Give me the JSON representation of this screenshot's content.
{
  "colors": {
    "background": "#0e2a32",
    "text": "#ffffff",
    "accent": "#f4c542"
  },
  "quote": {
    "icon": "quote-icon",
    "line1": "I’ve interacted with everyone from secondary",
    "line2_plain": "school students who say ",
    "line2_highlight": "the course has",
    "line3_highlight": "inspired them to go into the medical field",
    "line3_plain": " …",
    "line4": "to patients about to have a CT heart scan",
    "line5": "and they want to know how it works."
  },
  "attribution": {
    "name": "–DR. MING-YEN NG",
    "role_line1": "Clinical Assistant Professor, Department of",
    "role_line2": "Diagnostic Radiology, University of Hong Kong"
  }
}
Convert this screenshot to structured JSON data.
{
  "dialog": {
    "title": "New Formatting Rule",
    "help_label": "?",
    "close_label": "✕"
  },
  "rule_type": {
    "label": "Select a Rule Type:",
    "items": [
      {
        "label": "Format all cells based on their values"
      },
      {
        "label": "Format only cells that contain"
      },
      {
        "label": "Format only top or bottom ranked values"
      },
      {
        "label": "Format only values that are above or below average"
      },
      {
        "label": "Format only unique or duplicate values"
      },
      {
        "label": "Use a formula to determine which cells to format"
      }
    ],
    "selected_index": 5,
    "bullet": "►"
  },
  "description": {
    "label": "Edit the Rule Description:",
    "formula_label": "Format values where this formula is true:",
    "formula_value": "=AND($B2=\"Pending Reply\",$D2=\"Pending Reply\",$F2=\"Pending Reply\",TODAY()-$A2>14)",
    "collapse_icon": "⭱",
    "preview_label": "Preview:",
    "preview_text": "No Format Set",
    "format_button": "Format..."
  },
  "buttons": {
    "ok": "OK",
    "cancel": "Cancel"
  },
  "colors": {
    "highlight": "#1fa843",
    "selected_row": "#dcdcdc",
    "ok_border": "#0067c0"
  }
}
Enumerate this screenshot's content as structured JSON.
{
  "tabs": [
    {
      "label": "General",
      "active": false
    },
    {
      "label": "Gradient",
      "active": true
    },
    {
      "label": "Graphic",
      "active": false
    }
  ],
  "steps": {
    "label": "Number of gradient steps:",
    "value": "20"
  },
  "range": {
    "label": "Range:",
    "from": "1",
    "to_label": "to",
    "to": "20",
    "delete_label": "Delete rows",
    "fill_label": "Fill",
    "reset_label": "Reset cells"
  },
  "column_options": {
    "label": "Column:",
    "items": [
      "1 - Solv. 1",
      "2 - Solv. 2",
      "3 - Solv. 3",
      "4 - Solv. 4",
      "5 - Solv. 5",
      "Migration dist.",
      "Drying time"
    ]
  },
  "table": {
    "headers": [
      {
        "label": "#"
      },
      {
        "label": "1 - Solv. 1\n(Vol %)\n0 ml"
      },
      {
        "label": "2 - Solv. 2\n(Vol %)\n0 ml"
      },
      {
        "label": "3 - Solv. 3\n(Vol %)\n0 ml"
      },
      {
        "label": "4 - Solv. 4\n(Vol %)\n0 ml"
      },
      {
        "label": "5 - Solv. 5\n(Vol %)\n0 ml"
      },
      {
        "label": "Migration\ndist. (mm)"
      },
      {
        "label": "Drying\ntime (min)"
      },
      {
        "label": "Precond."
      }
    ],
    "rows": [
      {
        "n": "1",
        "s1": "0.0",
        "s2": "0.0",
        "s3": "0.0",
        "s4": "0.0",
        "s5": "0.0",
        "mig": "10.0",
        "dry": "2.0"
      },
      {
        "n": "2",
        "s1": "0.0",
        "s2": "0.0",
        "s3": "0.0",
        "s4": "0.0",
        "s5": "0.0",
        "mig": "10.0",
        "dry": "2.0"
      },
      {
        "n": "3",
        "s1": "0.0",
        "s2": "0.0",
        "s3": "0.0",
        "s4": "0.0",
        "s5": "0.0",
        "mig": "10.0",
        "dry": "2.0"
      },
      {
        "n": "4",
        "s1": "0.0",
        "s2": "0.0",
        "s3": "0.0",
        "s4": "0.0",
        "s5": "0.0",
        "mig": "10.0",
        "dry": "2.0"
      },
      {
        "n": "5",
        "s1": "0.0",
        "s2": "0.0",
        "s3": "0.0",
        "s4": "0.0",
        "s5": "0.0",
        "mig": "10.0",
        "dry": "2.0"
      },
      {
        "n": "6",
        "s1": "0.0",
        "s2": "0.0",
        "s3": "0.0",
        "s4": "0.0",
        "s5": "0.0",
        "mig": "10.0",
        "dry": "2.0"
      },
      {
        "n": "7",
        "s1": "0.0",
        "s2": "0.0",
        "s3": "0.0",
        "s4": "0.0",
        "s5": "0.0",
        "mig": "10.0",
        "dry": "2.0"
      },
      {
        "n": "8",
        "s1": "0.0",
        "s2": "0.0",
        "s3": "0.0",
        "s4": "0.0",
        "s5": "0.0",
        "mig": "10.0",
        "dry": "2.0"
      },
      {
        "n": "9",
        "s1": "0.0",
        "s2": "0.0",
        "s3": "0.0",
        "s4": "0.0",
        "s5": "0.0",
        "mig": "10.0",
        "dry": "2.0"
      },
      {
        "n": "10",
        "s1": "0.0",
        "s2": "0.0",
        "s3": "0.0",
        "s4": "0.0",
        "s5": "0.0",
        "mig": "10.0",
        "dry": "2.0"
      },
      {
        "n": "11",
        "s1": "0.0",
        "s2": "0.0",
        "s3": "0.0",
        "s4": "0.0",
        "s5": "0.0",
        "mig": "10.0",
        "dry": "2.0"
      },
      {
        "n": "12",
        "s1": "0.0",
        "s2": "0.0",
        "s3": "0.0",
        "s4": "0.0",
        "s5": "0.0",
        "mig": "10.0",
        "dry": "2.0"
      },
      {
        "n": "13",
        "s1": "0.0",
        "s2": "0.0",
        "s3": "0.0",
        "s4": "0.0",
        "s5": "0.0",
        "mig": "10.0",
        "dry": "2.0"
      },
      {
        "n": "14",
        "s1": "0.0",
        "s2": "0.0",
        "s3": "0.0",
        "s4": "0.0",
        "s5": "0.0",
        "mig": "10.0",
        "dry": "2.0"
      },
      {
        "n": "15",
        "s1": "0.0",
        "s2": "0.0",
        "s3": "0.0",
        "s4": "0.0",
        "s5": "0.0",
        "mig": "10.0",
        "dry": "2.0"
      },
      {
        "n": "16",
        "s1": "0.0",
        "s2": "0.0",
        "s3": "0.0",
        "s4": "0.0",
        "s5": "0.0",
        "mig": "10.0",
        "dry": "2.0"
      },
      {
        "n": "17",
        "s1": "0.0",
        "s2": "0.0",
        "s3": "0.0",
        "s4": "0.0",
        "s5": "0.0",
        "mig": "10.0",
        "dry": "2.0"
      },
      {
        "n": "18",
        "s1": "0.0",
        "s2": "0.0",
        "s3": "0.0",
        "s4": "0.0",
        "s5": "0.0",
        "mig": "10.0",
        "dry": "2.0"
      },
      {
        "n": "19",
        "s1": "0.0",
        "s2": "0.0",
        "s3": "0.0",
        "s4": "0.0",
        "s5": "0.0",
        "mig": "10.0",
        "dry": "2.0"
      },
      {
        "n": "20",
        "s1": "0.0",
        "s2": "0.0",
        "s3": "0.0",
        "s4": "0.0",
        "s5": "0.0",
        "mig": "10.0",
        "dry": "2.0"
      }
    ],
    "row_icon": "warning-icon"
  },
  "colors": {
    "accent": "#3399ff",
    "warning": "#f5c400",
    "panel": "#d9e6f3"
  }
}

* Work task: Would you repeat all of the data above, word for word?

* Response to this task:
Give me the JSON representation of this screenshot's content.
{
  "colors": {
    "background": "#0e2a32",
    "text": "#ffffff",
    "accent": "#f4c542"
  },
  "quote": {
    "icon": "quote-icon",
    "line1": "I’ve interacted with everyone from secondary",
    "line2_plain": "school students who say ",
    "line2_highlight": "the course has",
    "line3_highlight": "inspired them to go into the medical field",
    "line3_plain": " …",
    "line4": "to patients about to have a CT heart scan",
    "line5": "and they want to know how it works."
  },
  "attribution": {
    "name": "–DR. MING-YEN NG",
    "role_line1": "Clinical Assistant Professor, Department of",
    "role_line2": "Diagnostic Radiology, University of Hong Kong"
  }
}
Convert this screenshot to structured JSON data.
{
  "dialog": {
    "title": "New Formatting Rule",
    "help_label": "?",
    "close_label": "✕"
  },
  "rule_type": {
    "label": "Select a Rule Type:",
    "items": [
      {
        "label": "Format all cells based on their values"
      },
      {
        "label": "Format only cells that contain"
      },
      {
        "label": "Format only top or bottom ranked values"
      },
      {
        "label": "Format only values that are above or below average"
      },
      {
        "label": "Format only unique or duplicate values"
      },
      {
        "label": "Use a formula to determine which cells to format"
      }
    ],
    "selected_index": 5,
    "bullet": "►"
  },
  "description": {
    "label": "Edit the Rule Description:",
    "formula_label": "Format values where this formula is true:",
    "formula_value": "=AND($B2=\"Pending Reply\",$D2=\"Pending Reply\",$F2=\"Pending Reply\",TODAY()-$A2>14)",
    "collapse_icon": "⭱",
    "preview_label": "Preview:",
    "preview_text": "No Format Set",
    "format_button": "Format..."
  },
  "buttons": {
    "ok": "OK",
    "cancel": "Cancel"
  },
  "colors": {
    "highlight": "#1fa843",
    "selected_row": "#dcdcdc",
    "ok_border": "#0067c0"
  }
}
Enumerate this screenshot's content as structured JSON.
{
  "tabs": [
    {
      "label": "General",
      "active": false
    },
    {
      "label": "Gradient",
      "active": true
    },
    {
      "label": "Graphic",
      "active": false
    }
  ],
  "steps": {
    "label": "Number of gradient steps:",
    "value": "20"
  },
  "range": {
    "label": "Range:",
    "from": "1",
    "to_label": "to",
    "to": "20",
    "delete_label": "Delete rows",
    "fill_label": "Fill",
    "reset_label": "Reset cells"
  },
  "column_options": {
    "label": "Column:",
    "items": [
      "1 - Solv. 1",
      "2 - Solv. 2",
      "3 - Solv. 3",
      "4 - Solv. 4",
      "5 - Solv. 5",
      "Migration dist.",
      "Drying time"
    ]
  },
  "table": {
    "headers": [
      {
        "label": "#"
      },
      {
        "label": "1 - Solv. 1\n(Vol %)\n0 ml"
      },
      {
        "label": "2 - Solv. 2\n(Vol %)\n0 ml"
      },
      {
        "label": "3 - Solv. 3\n(Vol %)\n0 ml"
      },
      {
        "label": "4 - Solv. 4\n(Vol %)\n0 ml"
      },
      {
        "label": "5 - Solv. 5\n(Vol %)\n0 ml"
      },
      {
        "label": "Migration\ndist. (mm)"
      },
      {
        "label": "Drying\ntime (min)"
      },
      {
        "label": "Precond."
      }
    ],
    "rows": [
      {
        "n": "1",
        "s1": "0.0",
        "s2": "0.0",
        "s3": "0.0",
        "s4": "0.0",
        "s5": "0.0",
        "mig": "10.0",
        "dry": "2.0"
      },
      {
        "n": "2",
        "s1": "0.0",
        "s2": "0.0",
        "s3": "0.0",
        "s4": "0.0",
        "s5": "0.0",
        "mig": "10.0",
        "dry": "2.0"
      },
      {
        "n": "3",
        "s1": "0.0",
        "s2": "0.0",
        "s3": "0.0",
        "s4": "0.0",
        "s5": "0.0",
        "mig": "10.0",
        "dry": "2.0"
      },
      {
        "n": "4",
        "s1": "0.0",
        "s2": "0.0",
        "s3": "0.0",
        "s4": "0.0",
        "s5": "0.0",
        "mig": "10.0",
        "dry": "2.0"
      },
      {
        "n": "5",
        "s1": "0.0",
        "s2": "0.0",
        "s3": "0.0",
        "s4": "0.0",
        "s5": "0.0",
        "mig": "10.0",
        "dry": "2.0"
      },
      {
        "n": "6",
        "s1": "0.0",
        "s2": "0.0",
        "s3": "0.0",
        "s4": "0.0",
        "s5": "0.0",
        "mig": "10.0",
        "dry": "2.0"
      },
      {
        "n": "7",
        "s1": "0.0",
        "s2": "0.0",
        "s3": "0.0",
        "s4": "0.0",
        "s5": "0.0",
        "mig": "10.0",
        "dry": "2.0"
      },
      {
        "n": "8",
        "s1": "0.0",
        "s2": "0.0",
        "s3": "0.0",
        "s4": "0.0",
        "s5": "0.0",
        "mig": "10.0",
        "dry": "2.0"
      },
      {
        "n": "9",
        "s1": "0.0",
        "s2": "0.0",
        "s3": "0.0",
        "s4": "0.0",
        "s5": "0.0",
        "mig": "10.0",
        "dry": "2.0"
      },
      {
        "n": "10",
        "s1": "0.0",
        "s2": "0.0",
        "s3": "0.0",
        "s4": "0.0",
        "s5": "0.0",
        "mig": "10.0",
        "dry": "2.0"
      },
      {
        "n": "11",
        "s1": "0.0",
        "s2": "0.0",
        "s3": "0.0",
        "s4": "0.0",
        "s5": "0.0",
        "mig": "10.0",
        "dry": "2.0"
      },
      {
        "n": "12",
        "s1": "0.0",
        "s2": "0.0",
        "s3": "0.0",
        "s4": "0.0",
        "s5": "0.0",
        "mig": "10.0",
        "dry": "2.0"
      },
      {
        "n": "13",
        "s1": "0.0",
        "s2": "0.0",
        "s3": "0.0",
        "s4": "0.0",
        "s5": "0.0",
        "mig": "10.0",
        "dry": "2.0"
      },
      {
        "n": "14",
        "s1": "0.0",
        "s2": "0.0",
        "s3": "0.0",
        "s4": "0.0",
        "s5": "0.0",
        "mig": "10.0",
        "dry": "2.0"
      },
      {
        "n": "15",
        "s1": "0.0",
        "s2": "0.0",
        "s3": "0.0",
        "s4": "0.0",
        "s5": "0.0",
        "mig": "10.0",
        "dry": "2.0"
      },
      {
        "n": "16",
        "s1": "0.0",
        "s2": "0.0",
        "s3": "0.0",
        "s4": "0.0",
        "s5": "0.0",
        "mig": "10.0",
        "dry": "2.0"
      },
      {
        "n": "17",
        "s1": "0.0",
        "s2": "0.0",
        "s3": "0.0",
        "s4": "0.0",
        "s5": "0.0",
        "mig": "10.0",
        "dry": "2.0"
      },
      {
        "n": "18",
        "s1": "0.0",
        "s2": "0.0",
        "s3": "0.0",
        "s4": "0.0",
        "s5": "0.0",
        "mig": "10.0",
        "dry": "2.0"
      },
      {
        "n": "19",
        "s1": "0.0",
        "s2": "0.0",
        "s3": "0.0",
        "s4": "0.0",
        "s5": "0.0",
        "mig": "10.0",
        "dry": "2.0"
      },
      {
        "n": "20",
        "s1": "0.0",
        "s2": "0.0",
        "s3": "0.0",
        "s4": "0.0",
        "s5": "0.0",
        "mig": "10.0",
        "dry": "2.0"
      }
    ],
    "row_icon": "warning-icon"
  },
  "colors": {
    "accent": "#3399ff",
    "warning": "#f5c400",
    "panel": "#d9e6f3"
  }
}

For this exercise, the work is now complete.